WHAT IS BEING ASKED >>
Copy out all of the material exactly as presented.

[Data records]
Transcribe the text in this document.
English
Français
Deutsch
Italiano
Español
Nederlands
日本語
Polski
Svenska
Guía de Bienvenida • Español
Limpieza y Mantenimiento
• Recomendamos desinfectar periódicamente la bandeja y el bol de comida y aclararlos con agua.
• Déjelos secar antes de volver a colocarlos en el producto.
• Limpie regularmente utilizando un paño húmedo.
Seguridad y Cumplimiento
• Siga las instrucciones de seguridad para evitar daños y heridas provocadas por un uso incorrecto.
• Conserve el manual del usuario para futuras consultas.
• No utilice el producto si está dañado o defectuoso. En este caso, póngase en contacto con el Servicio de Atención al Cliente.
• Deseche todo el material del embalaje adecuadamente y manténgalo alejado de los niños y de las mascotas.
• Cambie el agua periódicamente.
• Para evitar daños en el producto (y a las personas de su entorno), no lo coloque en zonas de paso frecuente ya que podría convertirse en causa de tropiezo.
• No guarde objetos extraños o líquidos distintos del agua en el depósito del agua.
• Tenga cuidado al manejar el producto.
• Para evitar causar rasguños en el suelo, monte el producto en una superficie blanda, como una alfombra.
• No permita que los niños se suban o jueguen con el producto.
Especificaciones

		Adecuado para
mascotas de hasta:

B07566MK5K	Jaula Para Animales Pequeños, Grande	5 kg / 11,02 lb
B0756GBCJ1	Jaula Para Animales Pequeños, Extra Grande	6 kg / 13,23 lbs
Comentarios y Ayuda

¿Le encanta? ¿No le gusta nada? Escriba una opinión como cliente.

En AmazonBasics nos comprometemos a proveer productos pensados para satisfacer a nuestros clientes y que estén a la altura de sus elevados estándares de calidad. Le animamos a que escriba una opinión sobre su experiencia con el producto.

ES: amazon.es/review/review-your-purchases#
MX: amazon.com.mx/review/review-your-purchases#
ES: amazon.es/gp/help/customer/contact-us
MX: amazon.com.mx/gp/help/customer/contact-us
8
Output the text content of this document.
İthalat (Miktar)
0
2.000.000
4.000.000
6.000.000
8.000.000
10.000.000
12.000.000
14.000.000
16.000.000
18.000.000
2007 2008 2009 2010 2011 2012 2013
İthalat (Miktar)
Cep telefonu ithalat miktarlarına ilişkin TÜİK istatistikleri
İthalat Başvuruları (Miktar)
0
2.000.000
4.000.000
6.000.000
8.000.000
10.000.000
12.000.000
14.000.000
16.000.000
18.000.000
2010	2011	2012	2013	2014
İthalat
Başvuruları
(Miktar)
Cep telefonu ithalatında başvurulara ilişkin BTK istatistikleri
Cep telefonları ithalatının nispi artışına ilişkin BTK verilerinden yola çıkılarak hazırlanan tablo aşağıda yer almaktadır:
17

THE ANSWER >>
Transcribe the text in this document.
English
Français
Deutsch
Italiano
Español
Nederlands
日本語
Polski
Svenska
Guía de Bienvenida • Español
Limpieza y Mantenimiento
• Recomendamos desinfectar periódicamente la bandeja y el bol de comida y aclararlos con agua.
• Déjelos secar antes de volver a colocarlos en el producto.
• Limpie regularmente utilizando un paño húmedo.
Seguridad y Cumplimiento
• Siga las instrucciones de seguridad para evitar daños y heridas provocadas por un uso incorrecto.
• Conserve el manual del usuario para futuras consultas.
• No utilice el producto si está dañado o defectuoso. En este caso, póngase en contacto con el Servicio de Atención al Cliente.
• Deseche todo el material del embalaje adecuadamente y manténgalo alejado de los niños y de las mascotas.
• Cambie el agua periódicamente.
• Para evitar daños en el producto (y a las personas de su entorno), no lo coloque en zonas de paso frecuente ya que podría convertirse en causa de tropiezo.
• No guarde objetos extraños o líquidos distintos del agua en el depósito del agua.
• Tenga cuidado al manejar el producto.
• Para evitar causar rasguños en el suelo, monte el producto en una superficie blanda, como una alfombra.
• No permita que los niños se suban o jueguen con el producto.
Especificaciones

		Adecuado para
mascotas de hasta:

B07566MK5K	Jaula Para Animales Pequeños, Grande	5 kg / 11,02 lb
B0756GBCJ1	Jaula Para Animales Pequeños, Extra Grande	6 kg / 13,23 lbs
Comentarios y Ayuda

¿Le encanta? ¿No le gusta nada? Escriba una opinión como cliente.

En AmazonBasics nos comprometemos a proveer productos pensados para satisfacer a nuestros clientes y que estén a la altura de sus elevados estándares de calidad. Le animamos a que escriba una opinión sobre su experiencia con el producto.

ES: amazon.es/review/review-your-purchases#
MX: amazon.com.mx/review/review-your-purchases#
ES: amazon.es/gp/help/customer/contact-us
MX: amazon.com.mx/gp/help/customer/contact-us
8
Output the text content of this document.
İthalat (Miktar)
0
2.000.000
4.000.000
6.000.000
8.000.000
10.000.000
12.000.000
14.000.000
16.000.000
18.000.000
2007 2008 2009 2010 2011 2012 2013
İthalat (Miktar)
Cep telefonu ithalat miktarlarına ilişkin TÜİK istatistikleri
İthalat Başvuruları (Miktar)
0
2.000.000
4.000.000
6.000.000
8.000.000
10.000.000
12.000.000
14.000.000
16.000.000
18.000.000
2010	2011	2012	2013	2014
İthalat
Başvuruları
(Miktar)
Cep telefonu ithalatında başvurulara ilişkin BTK istatistikleri
Cep telefonları ithalatının nispi artışına ilişkin BTK verilerinden yola çıkılarak hazırlanan tablo aşağıda yer almaktadır:
17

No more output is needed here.